*Exercise instructions*. Your task is to copy every line of this material exactly.

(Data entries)
•••
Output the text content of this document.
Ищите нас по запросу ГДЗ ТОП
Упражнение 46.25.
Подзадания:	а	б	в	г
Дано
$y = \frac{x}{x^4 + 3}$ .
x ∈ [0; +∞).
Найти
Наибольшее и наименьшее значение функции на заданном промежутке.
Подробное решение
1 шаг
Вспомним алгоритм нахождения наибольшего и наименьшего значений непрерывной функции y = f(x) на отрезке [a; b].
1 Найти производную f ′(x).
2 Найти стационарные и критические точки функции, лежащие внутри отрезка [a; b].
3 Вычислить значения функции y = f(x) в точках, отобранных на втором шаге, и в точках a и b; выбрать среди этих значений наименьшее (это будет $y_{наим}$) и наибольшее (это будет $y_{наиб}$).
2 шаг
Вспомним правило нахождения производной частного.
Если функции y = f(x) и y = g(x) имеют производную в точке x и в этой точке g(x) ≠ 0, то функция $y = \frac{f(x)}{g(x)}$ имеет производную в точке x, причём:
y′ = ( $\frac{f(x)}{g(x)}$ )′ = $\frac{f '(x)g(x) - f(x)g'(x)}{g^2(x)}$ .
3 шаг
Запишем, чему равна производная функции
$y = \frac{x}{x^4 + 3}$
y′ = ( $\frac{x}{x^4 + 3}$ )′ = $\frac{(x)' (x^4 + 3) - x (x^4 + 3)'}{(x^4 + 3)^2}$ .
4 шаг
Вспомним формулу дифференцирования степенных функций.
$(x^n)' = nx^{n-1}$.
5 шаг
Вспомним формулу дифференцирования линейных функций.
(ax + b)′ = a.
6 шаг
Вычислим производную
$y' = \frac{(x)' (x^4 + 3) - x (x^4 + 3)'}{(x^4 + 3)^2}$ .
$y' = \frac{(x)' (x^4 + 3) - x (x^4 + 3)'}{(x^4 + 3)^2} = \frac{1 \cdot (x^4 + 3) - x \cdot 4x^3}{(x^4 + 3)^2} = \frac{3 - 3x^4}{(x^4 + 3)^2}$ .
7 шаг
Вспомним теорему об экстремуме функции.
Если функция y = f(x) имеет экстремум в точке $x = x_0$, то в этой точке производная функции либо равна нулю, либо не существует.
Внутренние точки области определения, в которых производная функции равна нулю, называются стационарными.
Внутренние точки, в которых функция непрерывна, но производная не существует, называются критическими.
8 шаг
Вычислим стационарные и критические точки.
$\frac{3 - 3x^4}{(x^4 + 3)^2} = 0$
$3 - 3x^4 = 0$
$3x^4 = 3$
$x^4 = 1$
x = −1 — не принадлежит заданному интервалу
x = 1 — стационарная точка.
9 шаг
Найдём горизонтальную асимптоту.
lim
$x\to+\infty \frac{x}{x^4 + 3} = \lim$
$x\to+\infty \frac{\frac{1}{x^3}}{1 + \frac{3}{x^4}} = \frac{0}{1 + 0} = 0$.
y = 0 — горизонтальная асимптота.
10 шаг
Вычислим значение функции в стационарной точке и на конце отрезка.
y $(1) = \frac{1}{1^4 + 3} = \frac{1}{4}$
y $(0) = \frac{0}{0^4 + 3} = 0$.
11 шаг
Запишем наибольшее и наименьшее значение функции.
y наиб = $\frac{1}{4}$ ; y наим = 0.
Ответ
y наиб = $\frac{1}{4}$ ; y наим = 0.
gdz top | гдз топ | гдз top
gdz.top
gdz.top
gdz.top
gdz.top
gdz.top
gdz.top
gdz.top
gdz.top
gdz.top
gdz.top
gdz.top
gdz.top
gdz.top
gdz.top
•••
*Complete response*.
Output the text content of this document.
Ищите нас по запросу ГДЗ ТОП
Упражнение 46.25.
Подзадания:	а	б	в	г
Дано
$y = \frac{x}{x^4 + 3}$ .
x ∈ [0; +∞).
Найти
Наибольшее и наименьшее значение функции на заданном промежутке.
Подробное решение
1 шаг
Вспомним алгоритм нахождения наибольшего и наименьшего значений непрерывной функции y = f(x) на отрезке [a; b].
1 Найти производную f ′(x).
2 Найти стационарные и критические точки функции, лежащие внутри отрезка [a; b].
3 Вычислить значения функции y = f(x) в точках, отобранных на втором шаге, и в точках a и b; выбрать среди этих значений наименьшее (это будет $y_{наим}$) и наибольшее (это будет $y_{наиб}$).
2 шаг
Вспомним правило нахождения производной частного.
Если функции y = f(x) и y = g(x) имеют производную в точке x и в этой точке g(x) ≠ 0, то функция $y = \frac{f(x)}{g(x)}$ имеет производную в точке x, причём:
y′ = ( $\frac{f(x)}{g(x)}$ )′ = $\frac{f '(x)g(x) - f(x)g'(x)}{g^2(x)}$ .
3 шаг
Запишем, чему равна производная функции
$y = \frac{x}{x^4 + 3}$
y′ = ( $\frac{x}{x^4 + 3}$ )′ = $\frac{(x)' (x^4 + 3) - x (x^4 + 3)'}{(x^4 + 3)^2}$ .
4 шаг
Вспомним формулу дифференцирования степенных функций.
$(x^n)' = nx^{n-1}$.
5 шаг
Вспомним формулу дифференцирования линейных функций.
(ax + b)′ = a.
6 шаг
Вычислим производную
$y' = \frac{(x)' (x^4 + 3) - x (x^4 + 3)'}{(x^4 + 3)^2}$ .
$y' = \frac{(x)' (x^4 + 3) - x (x^4 + 3)'}{(x^4 + 3)^2} = \frac{1 \cdot (x^4 + 3) - x \cdot 4x^3}{(x^4 + 3)^2} = \frac{3 - 3x^4}{(x^4 + 3)^2}$ .
7 шаг
Вспомним теорему об экстремуме функции.
Если функция y = f(x) имеет экстремум в точке $x = x_0$, то в этой точке производная функции либо равна нулю, либо не существует.
Внутренние точки области определения, в которых производная функции равна нулю, называются стационарными.
Внутренние точки, в которых функция непрерывна, но производная не существует, называются критическими.
8 шаг
Вычислим стационарные и критические точки.
$\frac{3 - 3x^4}{(x^4 + 3)^2} = 0$
$3 - 3x^4 = 0$
$3x^4 = 3$
$x^4 = 1$
x = −1 — не принадлежит заданному интервалу
x = 1 — стационарная точка.
9 шаг
Найдём горизонтальную асимптоту.
lim
$x\to+\infty \frac{x}{x^4 + 3} = \lim$
$x\to+\infty \frac{\frac{1}{x^3}}{1 + \frac{3}{x^4}} = \frac{0}{1 + 0} = 0$.
y = 0 — горизонтальная асимптота.
10 шаг
Вычислим значение функции в стационарной точке и на конце отрезка.
y $(1) = \frac{1}{1^4 + 3} = \frac{1}{4}$
y $(0) = \frac{0}{0^4 + 3} = 0$.
11 шаг
Запишем наибольшее и наименьшее значение функции.
y наиб = $\frac{1}{4}$ ; y наим = 0.
Ответ
y наиб = $\frac{1}{4}$ ; y наим = 0.
gdz top | гдз топ | гдз top
gdz.top
gdz.top
gdz.top
gdz.top
gdz.top
gdz.top
gdz.top
gdz.top
gdz.top
gdz.top
gdz.top
gdz.top
gdz.top
gdz.top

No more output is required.